== TESTO FORNITO ==
Una proposta interessante, che viene dalla comunione, ci risveglia e ci getta nella realtà: una convivenza con i ragazzi di Città del Messico.

Tra le tante cose accadute negli ultimi mesi, da quando sono arrivato in Messico, ce n’è una che più delle altre mi preme raccontare, la convivenza a Tlalpan che abbiamo recentemente fatto con il gruppo delle superiori. Hanno aderito venti ragazzi, alcuni “fedelissimi”, altri che venivano per la prima volta. C’è un fatto emblematico che descrive bene che esperienza sia stata per questi giovani dai 14 ai 18 anni. Una ragazza, chiamiamola Laura, si iscrive su pressione della mamma. Quando la vediamo per la prima volta, in parrocchia, appare evidente che non sta bene. Non si guarda intorno, non alza gli occhi su chi le rivolge la parola. Ha un’espressione spenta, le spalle curve… Tutto in lei dice di una tristezza, di una perdita di voglia di vivere, di una noia.
Iniziamo la convivenza con una intensità che i ragazzi avevano dimenticato in questo anno e mezzo di chiusura in casa. Sveglia presto alla mattina, preparazione della colazione (che qui è un pasto vero e proprio), lodi. Una veloce pulizia alla cucina e via, in montagna: camminata nel bosco, gare nel prato. Quando si ritorna alla casa della convivenza, un pranzo leggero, altri giochi, un momento di dialogo. Poi, i vespri, la preparazione della cena, la messa. Facciamo tutto assieme: cuciniamo, laviamo, allestiamo la sala da pranzo. Alla sera, un film, una testimonianza, una grigliata. Insomma, giorni belli, intensi, all’insegna di un’amicizia che cresce e si approfondisce. Ci eravamo proposti di andare a fondo della stessa parola “convivenza”, vivere con, e di verificare un’ipotesi: è meglio vivere in comunione, anche quando costa ed esige fatica, o starsene da soli in casa, davanti a uno schermo? A proposito, niente cellulari per quattro giorni. Mi ha veramente sorpreso come hanno risposto i ragazzi, come cambiavano giorno dopo giorno, come accettavano la proposta. E la ragazza nuova? Si può dire che questi quattro giorni sono stati per lei una resurrezione. Innanzitutto, via la mascherina (partiamo tutti con un tampone Covid negativo e creiamo la nostra “bolla”). Laura inizia a sorridere un po’, si lascia coinvolgere da due ragazze più grandi. Addirittura ride, guarda gli altri, accetta la proposta. Nei giochi, di tanto in tanto vuole uscire. La richiamano e ci sta. Abbandona la sua posizione isolata e inizia a stare a mollo nel gruppo. È un grande cambiamento. Qualcosa che lei proprio non si aspettava e nemmeno noi.

== COMPITO 1 ==
Per favore, trascrivi parola per parola il passo del testo sulla convivenza a Tlalpan da "Tra le tante" a "di una noia.".
== COMPITO 2 ==
Riprendi il racconto della convivenza a Tlalpan e proseguilo dopo la sua ultima frase.

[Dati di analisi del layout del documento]

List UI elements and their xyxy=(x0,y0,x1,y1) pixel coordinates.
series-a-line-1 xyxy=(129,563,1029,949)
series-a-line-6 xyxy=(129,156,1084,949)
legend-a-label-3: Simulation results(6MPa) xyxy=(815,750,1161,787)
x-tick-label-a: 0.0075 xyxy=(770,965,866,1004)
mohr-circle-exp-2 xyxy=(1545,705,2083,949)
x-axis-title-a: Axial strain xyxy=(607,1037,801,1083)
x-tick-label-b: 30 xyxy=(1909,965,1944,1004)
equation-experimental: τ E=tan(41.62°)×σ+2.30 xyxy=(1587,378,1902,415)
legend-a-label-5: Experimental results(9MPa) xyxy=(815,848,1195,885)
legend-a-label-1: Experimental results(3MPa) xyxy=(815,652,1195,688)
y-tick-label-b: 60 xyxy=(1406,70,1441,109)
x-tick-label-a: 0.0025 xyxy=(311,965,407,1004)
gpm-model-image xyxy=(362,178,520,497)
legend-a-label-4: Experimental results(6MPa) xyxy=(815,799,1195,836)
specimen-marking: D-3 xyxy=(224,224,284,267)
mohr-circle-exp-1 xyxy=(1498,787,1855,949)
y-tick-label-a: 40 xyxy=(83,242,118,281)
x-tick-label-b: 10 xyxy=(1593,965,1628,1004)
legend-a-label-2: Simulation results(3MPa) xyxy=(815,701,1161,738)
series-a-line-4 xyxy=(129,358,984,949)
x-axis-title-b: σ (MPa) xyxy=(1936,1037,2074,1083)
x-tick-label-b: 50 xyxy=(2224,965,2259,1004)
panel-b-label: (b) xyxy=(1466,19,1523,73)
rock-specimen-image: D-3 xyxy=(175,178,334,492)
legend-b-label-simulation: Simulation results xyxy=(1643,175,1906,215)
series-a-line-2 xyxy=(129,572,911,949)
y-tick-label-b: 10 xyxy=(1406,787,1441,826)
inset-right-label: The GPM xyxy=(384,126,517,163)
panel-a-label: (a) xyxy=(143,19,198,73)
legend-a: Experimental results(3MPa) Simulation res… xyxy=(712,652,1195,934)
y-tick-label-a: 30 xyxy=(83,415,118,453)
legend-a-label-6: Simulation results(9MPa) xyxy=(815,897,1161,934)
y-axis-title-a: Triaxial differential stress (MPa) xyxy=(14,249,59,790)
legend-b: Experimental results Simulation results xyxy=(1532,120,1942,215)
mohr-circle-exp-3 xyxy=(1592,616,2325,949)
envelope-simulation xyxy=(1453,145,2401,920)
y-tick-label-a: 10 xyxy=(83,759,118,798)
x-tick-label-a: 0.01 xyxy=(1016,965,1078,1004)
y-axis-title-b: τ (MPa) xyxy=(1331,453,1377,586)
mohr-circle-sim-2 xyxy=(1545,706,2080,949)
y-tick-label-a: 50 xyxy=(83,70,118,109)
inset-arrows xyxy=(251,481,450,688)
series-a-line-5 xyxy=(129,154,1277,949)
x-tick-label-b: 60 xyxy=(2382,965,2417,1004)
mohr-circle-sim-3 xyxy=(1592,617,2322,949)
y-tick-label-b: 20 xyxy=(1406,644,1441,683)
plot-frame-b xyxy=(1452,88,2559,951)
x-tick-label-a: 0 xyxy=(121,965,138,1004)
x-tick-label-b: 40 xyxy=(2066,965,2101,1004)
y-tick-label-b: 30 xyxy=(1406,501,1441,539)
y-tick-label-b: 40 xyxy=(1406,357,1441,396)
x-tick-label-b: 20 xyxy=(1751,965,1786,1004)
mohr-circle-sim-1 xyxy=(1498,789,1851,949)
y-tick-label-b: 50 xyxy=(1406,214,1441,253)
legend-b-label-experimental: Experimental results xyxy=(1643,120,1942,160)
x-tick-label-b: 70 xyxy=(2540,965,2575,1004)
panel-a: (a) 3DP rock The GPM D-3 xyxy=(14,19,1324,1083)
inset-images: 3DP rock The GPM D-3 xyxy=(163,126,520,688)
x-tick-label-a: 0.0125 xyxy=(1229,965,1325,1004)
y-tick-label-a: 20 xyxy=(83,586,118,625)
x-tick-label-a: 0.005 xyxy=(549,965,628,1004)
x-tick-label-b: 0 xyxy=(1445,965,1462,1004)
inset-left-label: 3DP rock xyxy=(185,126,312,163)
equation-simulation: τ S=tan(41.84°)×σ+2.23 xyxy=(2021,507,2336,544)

== RISULTATO DEL COMPITO 1 ==
Tra le tante cose accadute negli ultimi mesi, da quando sono arrivato in Messico, ce n’è una che più delle altre mi preme raccontare, la convivenza a Tlalpan che abbiamo recentemente fatto con il gruppo delle superiori. Hanno aderito venti ragazzi, alcuni “fedelissimi”, altri che venivano per la prima volta. C’è un fatto emblematico che descrive bene che esperienza sia stata per questi giovani dai 14 ai 18 anni. Una ragazza, chiamiamola Laura, si iscrive su pressione della mamma. Quando la vediamo per la prima volta, in parrocchia, appare evidente che non sta bene. Non si guarda intorno, non alza gli occhi su chi le rivolge la parola. Ha un’espressione spenta, le spalle curve… Tutto in lei dice di una tristezza, di una perdita di voglia di vivere, di una noia.

== RISULTATO DEL COMPITO 2 ==
Questi giorni mi hanno testimoniato con forza quello che spesso ci diciamo: è impressionante il cuore umano perché sempre riemerge, risponde. Quando accoglie una proposta interessante, si butta nella realtà e si risveglia. Anche in Messico, anche in situazioni sfavorevoli (molti dei nostri ragazzi vivono esperienze difficili in famiglia…), anche in mezzo alla pandemia, il cuore desidera vivere una comunione, desidera amare ed essere riamato. È stato bellissimo vivere una comunione tra noi adulti, condividere le giornate, spendersi per ciò che ci sta a cuore, investire risorse ed energie in questo compito appassionante di educare alla vita e alla fede. Anche alla fede perché, in questi giorni di vacanza, è stato inevitabile rendersi conto che Dio è la fonte della comunione e dell’amicizia, che senza di Lui non è possibile una intensità come quella che abbiamo sperimentato. Dire che Dio è amore, come scrive Giovanni nel suo Vangelo, significa dire che “Dio è comunione”. Davide ed io ne siamo stati testimoni.

 

Nella foto, Gabriele Saccani, ordinato diacono lo scorso giugno, durante una convivenza con i ragazzi a Tlalpan, Città del Messico.